> [What is being asked]: All entries should be output exactly as they stand.

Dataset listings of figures
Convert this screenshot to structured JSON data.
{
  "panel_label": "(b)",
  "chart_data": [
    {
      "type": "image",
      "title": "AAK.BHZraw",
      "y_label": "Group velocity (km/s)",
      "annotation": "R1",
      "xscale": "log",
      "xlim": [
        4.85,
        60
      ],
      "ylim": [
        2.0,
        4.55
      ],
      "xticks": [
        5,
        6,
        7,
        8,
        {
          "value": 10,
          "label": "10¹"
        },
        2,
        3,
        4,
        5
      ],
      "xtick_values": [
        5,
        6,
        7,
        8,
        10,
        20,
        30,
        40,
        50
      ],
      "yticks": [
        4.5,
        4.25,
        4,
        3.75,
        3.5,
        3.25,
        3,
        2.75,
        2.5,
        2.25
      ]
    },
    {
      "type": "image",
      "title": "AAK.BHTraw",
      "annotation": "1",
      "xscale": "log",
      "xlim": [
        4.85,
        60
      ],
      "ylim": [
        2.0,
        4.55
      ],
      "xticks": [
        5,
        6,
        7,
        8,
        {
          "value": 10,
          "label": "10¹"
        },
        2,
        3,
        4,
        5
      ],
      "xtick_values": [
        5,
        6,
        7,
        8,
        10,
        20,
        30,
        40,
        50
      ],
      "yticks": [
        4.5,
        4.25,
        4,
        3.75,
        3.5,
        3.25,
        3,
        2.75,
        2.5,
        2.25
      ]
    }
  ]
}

> [Reply]:
Convert this screenshot to structured JSON data.
{
  "panel_label": "(b)",
  "chart_data": [
    {
      "type": "image",
      "title": "AAK.BHZraw",
      "y_label": "Group velocity (km/s)",
      "annotation": "R1",
      "xscale": "log",
      "xlim": [
        4.85,
        60
      ],
      "ylim": [
        2.0,
        4.55
      ],
      "xticks": [
        5,
        6,
        7,
        8,
        {
          "value": 10,
          "label": "10¹"
        },
        2,
        3,
        4,
        5
      ],
      "xtick_values": [
        5,
        6,
        7,
        8,
        10,
        20,
        30,
        40,
        50
      ],
      "yticks": [
        4.5,
        4.25,
        4,
        3.75,
        3.5,
        3.25,
        3,
        2.75,
        2.5,
        2.25
      ]
    },
    {
      "type": "image",
      "title": "AAK.BHTraw",
      "annotation": "1",
      "xscale": "log",
      "xlim": [
        4.85,
        60
      ],
      "ylim": [
        2.0,
        4.55
      ],
      "xticks": [
        5,
        6,
        7,
        8,
        {
          "value": 10,
          "label": "10¹"
        },
        2,
        3,
        4,
        5
      ],
      "xtick_values": [
        5,
        6,
        7,
        8,
        10,
        20,
        30,
        40,
        50
      ],
      "yticks": [
        4.5,
        4.25,
        4,
        3.75,
        3.5,
        3.25,
        3,
        2.75,
        2.5,
        2.25
      ]
    }
  ]
}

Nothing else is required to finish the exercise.